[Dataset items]
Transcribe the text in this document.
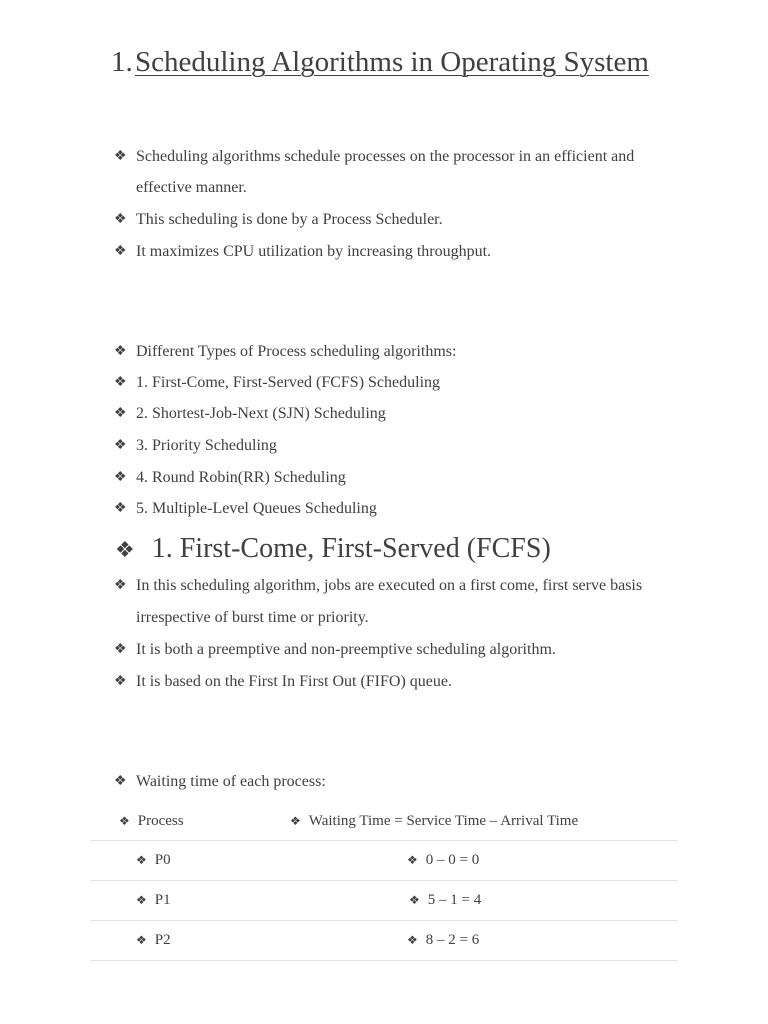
1. Scheduling Algorithms in Operating System
❖ Scheduling algorithms schedule processes on the processor in an efficient and effective manner.
❖ This scheduling is done by a Process Scheduler.
❖ It maximizes CPU utilization by increasing throughput.
❖ Different Types of Process scheduling algorithms:
❖ 1. First-Come, First-Served (FCFS) Scheduling
❖ 2. Shortest-Job-Next (SJN) Scheduling
❖ 3. Priority Scheduling
❖ 4. Round Robin(RR) Scheduling
❖ 5. Multiple-Level Queues Scheduling
❖ 1. First-Come, First-Served (FCFS)
❖ In this scheduling algorithm, jobs are executed on a first come, first serve basis irrespective of burst time or priority.
❖ It is both a preemptive and non-preemptive scheduling algorithm.
❖ It is based on the First In First Out (FIFO) queue.
❖ Waiting time of each process:
❖ Process	❖ Waiting Time = Service Time – Arrival Time
❖ P0	❖ 0 – 0 = 0
❖ P1	❖ 5 – 1 = 4
❖ P2	❖ 8 – 2 = 6
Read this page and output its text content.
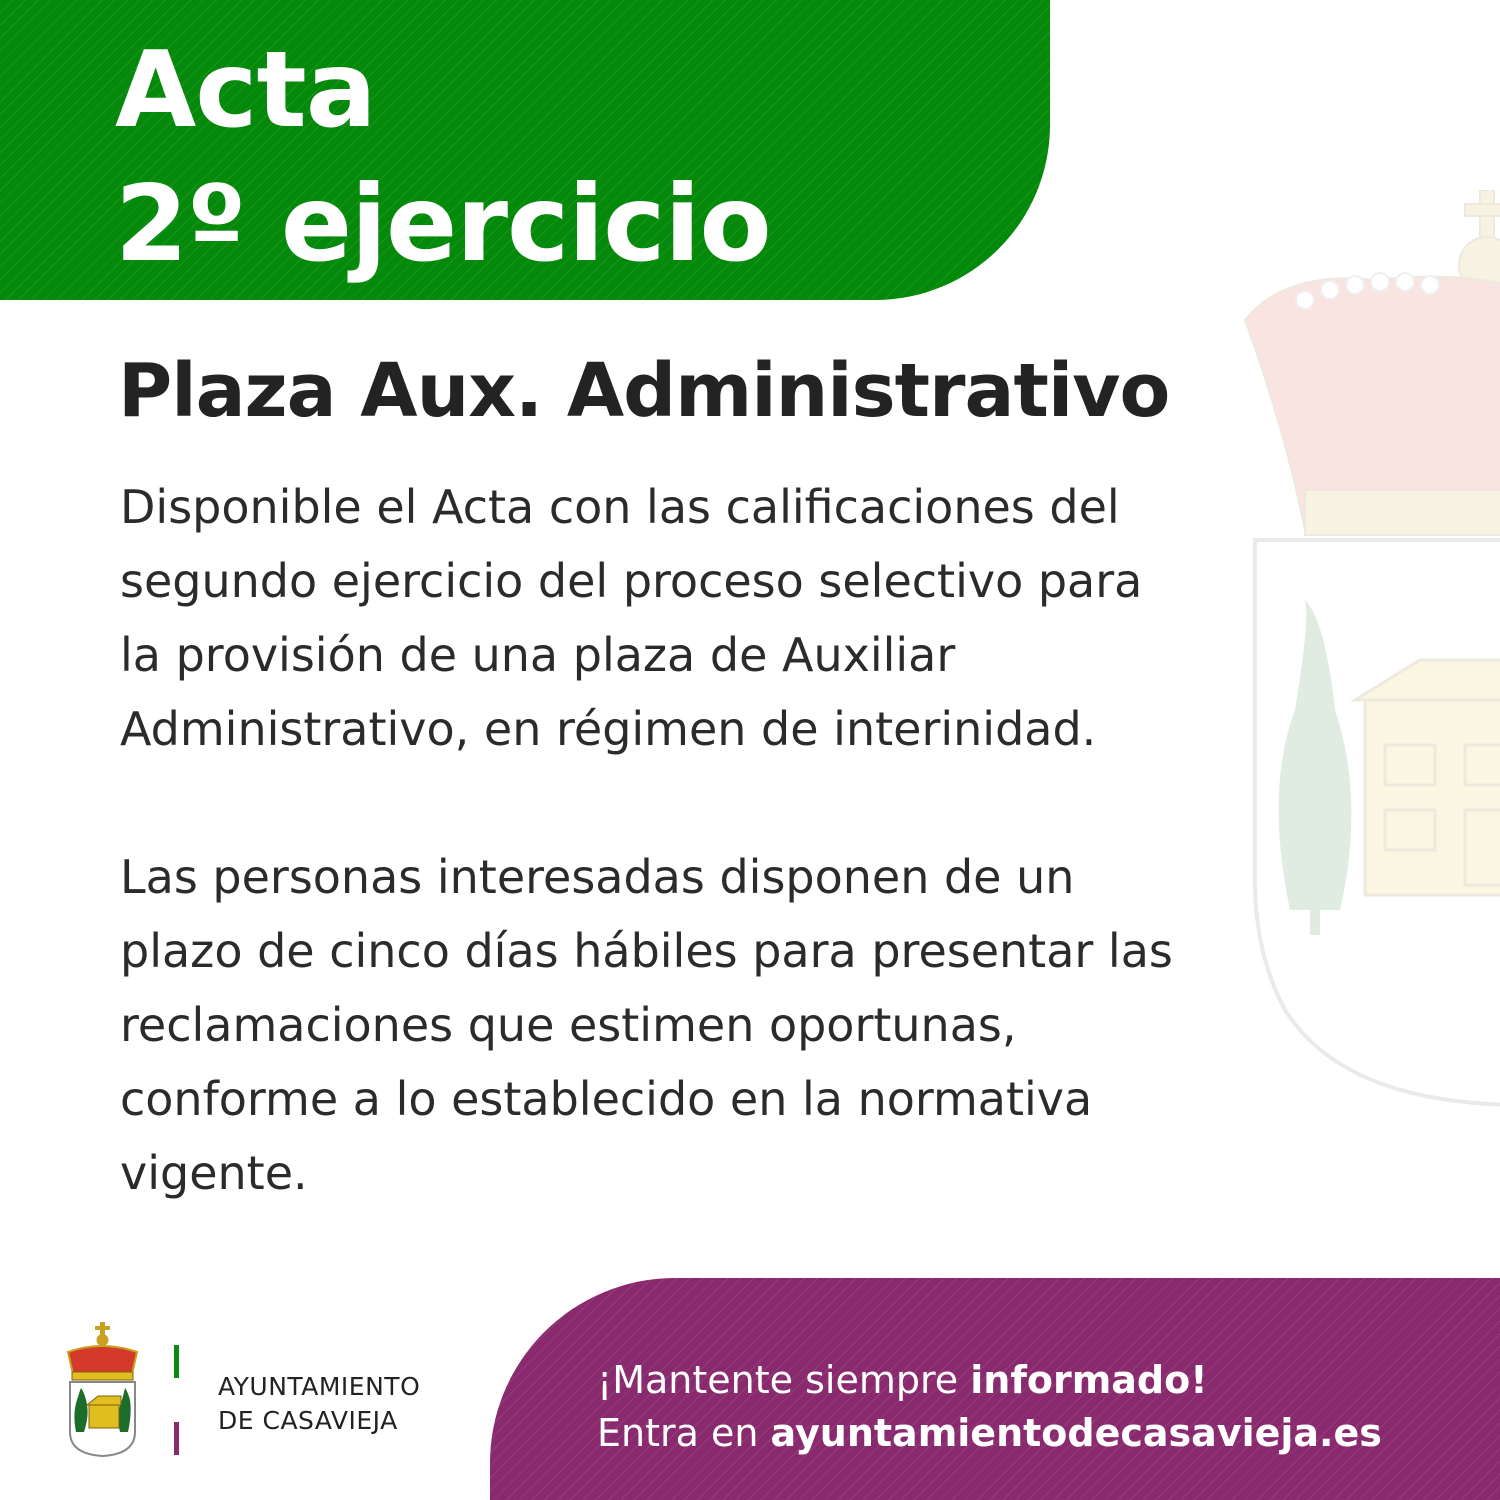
Acta
2º ejercicio
Plaza Aux. Administrativo
Disponible el Acta con las calificaciones del
segundo ejercicio del proceso selectivo para
la provisión de una plaza de Auxiliar
Administrativo, en régimen de interinidad.
Las personas interesadas disponen de un
plazo de cinco días hábiles para presentar las
reclamaciones que estimen oportunas,
conforme a lo establecido en la normativa
vigente.
AYUNTAMIENTO
DE CASAVIEJA
¡Mantente siempre informado!
Entra en ayuntamientodecasavieja.es
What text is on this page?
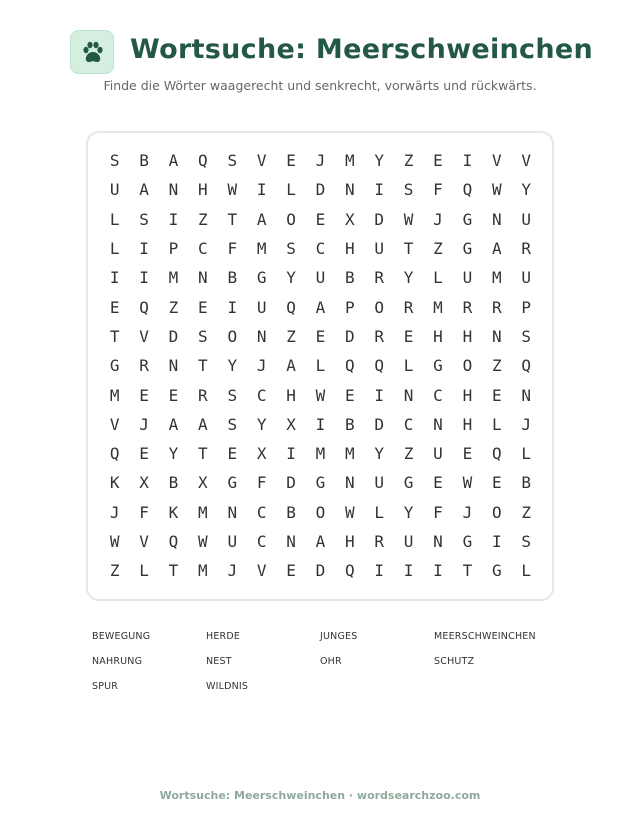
Wortsuche: Meerschweinchen
Finde die Wörter waagerecht und senkrecht, vorwärts und rückwärts.
S	B	A	Q	S	V	E	J	M	Y	Z	E	I	V	V
U	A	N	H	W	I	L	D	N	I	S	F	Q	W	Y
L	S	I	Z	T	A	O	E	X	D	W	J	G	N	U
L	I	P	C	F	M	S	C	H	U	T	Z	G	A	R
I	I	M	N	B	G	Y	U	B	R	Y	L	U	M	U
E	Q	Z	E	I	U	Q	A	P	O	R	M	R	R	P
T	V	D	S	O	N	Z	E	D	R	E	H	H	N	S
G	R	N	T	Y	J	A	L	Q	Q	L	G	O	Z	Q
M	E	E	R	S	C	H	W	E	I	N	C	H	E	N
V	J	A	A	S	Y	X	I	B	D	C	N	H	L	J
Q	E	Y	T	E	X	I	M	M	Y	Z	U	E	Q	L
K	X	B	X	G	F	D	G	N	U	G	E	W	E	B
J	F	K	M	N	C	B	O	W	L	Y	F	J	O	Z
W	V	Q	W	U	C	N	A	H	R	U	N	G	I	S
Z	L	T	M	J	V	E	D	Q	I	I	I	T	G	L
BEWEGUNG	HERDE	JUNGES	MEERSCHWEINCHEN
NAHRUNG	NEST	OHR	SCHUTZ
SPUR	WILDNIS
Wortsuche: Meerschweinchen · wordsearchzoo.com
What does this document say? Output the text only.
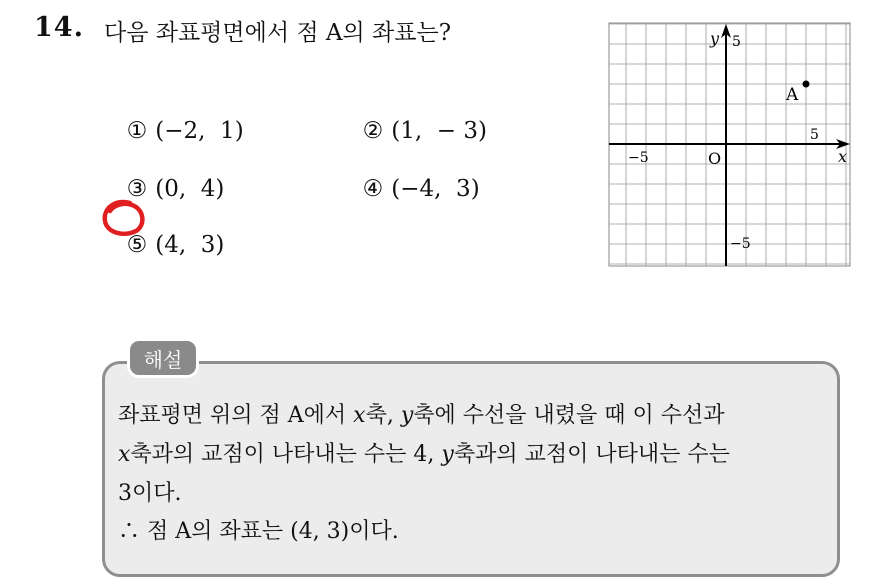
14. 다음 좌표평면에서 점 A의 좌표는?

① (−2,  1)	② (1,  − 3)

③ (0,  4)	④ (−4,  3)

⑤ (4,  3)

x
y
O
5
−5
5
−5
A
해설
좌표평면 위의 점 A에서 x축, y축에 수선을 내렸을 때 이 수선과
x축과의 교점이 나타내는 수는 4, y축과의 교점이 나타내는 수는
3이다.
∴ 점 A의 좌표는 (4, 3)이다.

* DIRECTIONS FOR THIS TASK
From the entries, copy out each line containing the word "Wortsuche".

* RIGHT ANSWER
Wortsuche: Meerschweinchen
Wortsuche: Meerschweinchen · wordsearchzoo.com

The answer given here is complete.